● Exercise instructions: Give the entries again, word for word.

● Data entries:
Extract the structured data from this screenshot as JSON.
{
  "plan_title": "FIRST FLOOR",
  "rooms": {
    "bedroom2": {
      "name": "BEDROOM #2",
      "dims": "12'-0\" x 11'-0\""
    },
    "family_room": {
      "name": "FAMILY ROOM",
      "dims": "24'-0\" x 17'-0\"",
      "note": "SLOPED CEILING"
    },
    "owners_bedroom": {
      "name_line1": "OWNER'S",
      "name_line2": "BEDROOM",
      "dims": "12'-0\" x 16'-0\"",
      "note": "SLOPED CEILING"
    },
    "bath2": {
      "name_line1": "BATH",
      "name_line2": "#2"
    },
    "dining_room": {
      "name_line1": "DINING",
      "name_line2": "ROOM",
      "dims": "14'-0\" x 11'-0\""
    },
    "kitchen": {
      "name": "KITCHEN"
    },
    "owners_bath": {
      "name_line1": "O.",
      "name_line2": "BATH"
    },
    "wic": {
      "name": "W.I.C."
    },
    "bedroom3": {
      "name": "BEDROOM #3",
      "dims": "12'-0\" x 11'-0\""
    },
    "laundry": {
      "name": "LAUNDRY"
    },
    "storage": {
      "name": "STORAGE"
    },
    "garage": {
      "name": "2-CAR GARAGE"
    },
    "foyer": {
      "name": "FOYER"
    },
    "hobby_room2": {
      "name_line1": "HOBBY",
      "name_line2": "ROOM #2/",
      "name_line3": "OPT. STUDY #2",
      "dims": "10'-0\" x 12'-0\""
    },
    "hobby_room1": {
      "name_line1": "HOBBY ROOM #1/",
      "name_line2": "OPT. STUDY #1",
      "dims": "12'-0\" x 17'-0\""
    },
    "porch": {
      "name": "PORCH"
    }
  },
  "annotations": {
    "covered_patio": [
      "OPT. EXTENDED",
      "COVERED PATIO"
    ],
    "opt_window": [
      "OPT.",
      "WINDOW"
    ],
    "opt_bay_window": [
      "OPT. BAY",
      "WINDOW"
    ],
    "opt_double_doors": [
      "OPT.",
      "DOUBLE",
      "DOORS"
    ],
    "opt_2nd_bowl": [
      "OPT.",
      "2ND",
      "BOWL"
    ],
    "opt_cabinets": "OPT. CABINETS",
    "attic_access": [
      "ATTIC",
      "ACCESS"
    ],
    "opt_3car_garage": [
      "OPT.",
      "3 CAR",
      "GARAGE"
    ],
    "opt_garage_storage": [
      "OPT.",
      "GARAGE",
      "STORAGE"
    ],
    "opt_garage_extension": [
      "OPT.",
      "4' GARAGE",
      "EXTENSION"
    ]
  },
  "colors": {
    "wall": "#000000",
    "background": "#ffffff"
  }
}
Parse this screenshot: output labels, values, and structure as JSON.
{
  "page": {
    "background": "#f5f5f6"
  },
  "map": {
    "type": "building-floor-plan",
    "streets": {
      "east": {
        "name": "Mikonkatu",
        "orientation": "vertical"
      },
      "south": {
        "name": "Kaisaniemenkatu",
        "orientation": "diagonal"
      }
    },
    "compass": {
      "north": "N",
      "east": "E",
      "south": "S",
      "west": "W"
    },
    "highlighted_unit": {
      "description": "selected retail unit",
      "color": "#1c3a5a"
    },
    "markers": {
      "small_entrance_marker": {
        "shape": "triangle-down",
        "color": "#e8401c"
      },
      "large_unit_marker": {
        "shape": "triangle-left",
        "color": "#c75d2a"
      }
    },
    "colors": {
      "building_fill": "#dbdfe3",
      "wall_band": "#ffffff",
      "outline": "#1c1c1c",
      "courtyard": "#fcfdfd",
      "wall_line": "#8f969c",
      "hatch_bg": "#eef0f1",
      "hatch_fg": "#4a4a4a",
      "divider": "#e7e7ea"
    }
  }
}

● Response to the task:
Extract the structured data from this screenshot as JSON.
{
  "plan_title": "FIRST FLOOR",
  "rooms": {
    "bedroom2": {
      "name": "BEDROOM #2",
      "dims": "12'-0\" x 11'-0\""
    },
    "family_room": {
      "name": "FAMILY ROOM",
      "dims": "24'-0\" x 17'-0\"",
      "note": "SLOPED CEILING"
    },
    "owners_bedroom": {
      "name_line1": "OWNER'S",
      "name_line2": "BEDROOM",
      "dims": "12'-0\" x 16'-0\"",
      "note": "SLOPED CEILING"
    },
    "bath2": {
      "name_line1": "BATH",
      "name_line2": "#2"
    },
    "dining_room": {
      "name_line1": "DINING",
      "name_line2": "ROOM",
      "dims": "14'-0\" x 11'-0\""
    },
    "kitchen": {
      "name": "KITCHEN"
    },
    "owners_bath": {
      "name_line1": "O.",
      "name_line2": "BATH"
    },
    "wic": {
      "name": "W.I.C."
    },
    "bedroom3": {
      "name": "BEDROOM #3",
      "dims": "12'-0\" x 11'-0\""
    },
    "laundry": {
      "name": "LAUNDRY"
    },
    "storage": {
      "name": "STORAGE"
    },
    "garage": {
      "name": "2-CAR GARAGE"
    },
    "foyer": {
      "name": "FOYER"
    },
    "hobby_room2": {
      "name_line1": "HOBBY",
      "name_line2": "ROOM #2/",
      "name_line3": "OPT. STUDY #2",
      "dims": "10'-0\" x 12'-0\""
    },
    "hobby_room1": {
      "name_line1": "HOBBY ROOM #1/",
      "name_line2": "OPT. STUDY #1",
      "dims": "12'-0\" x 17'-0\""
    },
    "porch": {
      "name": "PORCH"
    }
  },
  "annotations": {
    "covered_patio": [
      "OPT. EXTENDED",
      "COVERED PATIO"
    ],
    "opt_window": [
      "OPT.",
      "WINDOW"
    ],
    "opt_bay_window": [
      "OPT. BAY",
      "WINDOW"
    ],
    "opt_double_doors": [
      "OPT.",
      "DOUBLE",
      "DOORS"
    ],
    "opt_2nd_bowl": [
      "OPT.",
      "2ND",
      "BOWL"
    ],
    "opt_cabinets": "OPT. CABINETS",
    "attic_access": [
      "ATTIC",
      "ACCESS"
    ],
    "opt_3car_garage": [
      "OPT.",
      "3 CAR",
      "GARAGE"
    ],
    "opt_garage_storage": [
      "OPT.",
      "GARAGE",
      "STORAGE"
    ],
    "opt_garage_extension": [
      "OPT.",
      "4' GARAGE",
      "EXTENSION"
    ]
  },
  "colors": {
    "wall": "#000000",
    "background": "#ffffff"
  }
}
Parse this screenshot: output labels, values, and structure as JSON.
{
  "page": {
    "background": "#f5f5f6"
  },
  "map": {
    "type": "building-floor-plan",
    "streets": {
      "east": {
        "name": "Mikonkatu",
        "orientation": "vertical"
      },
      "south": {
        "name": "Kaisaniemenkatu",
        "orientation": "diagonal"
      }
    },
    "compass": {
      "north": "N",
      "east": "E",
      "south": "S",
      "west": "W"
    },
    "highlighted_unit": {
      "description": "selected retail unit",
      "color": "#1c3a5a"
    },
    "markers": {
      "small_entrance_marker": {
        "shape": "triangle-down",
        "color": "#e8401c"
      },
      "large_unit_marker": {
        "shape": "triangle-left",
        "color": "#c75d2a"
      }
    },
    "colors": {
      "building_fill": "#dbdfe3",
      "wall_band": "#ffffff",
      "outline": "#1c1c1c",
      "courtyard": "#fcfdfd",
      "wall_line": "#8f969c",
      "hatch_bg": "#eef0f1",
      "hatch_fg": "#4a4a4a",
      "divider": "#e7e7ea"
    }
  }
}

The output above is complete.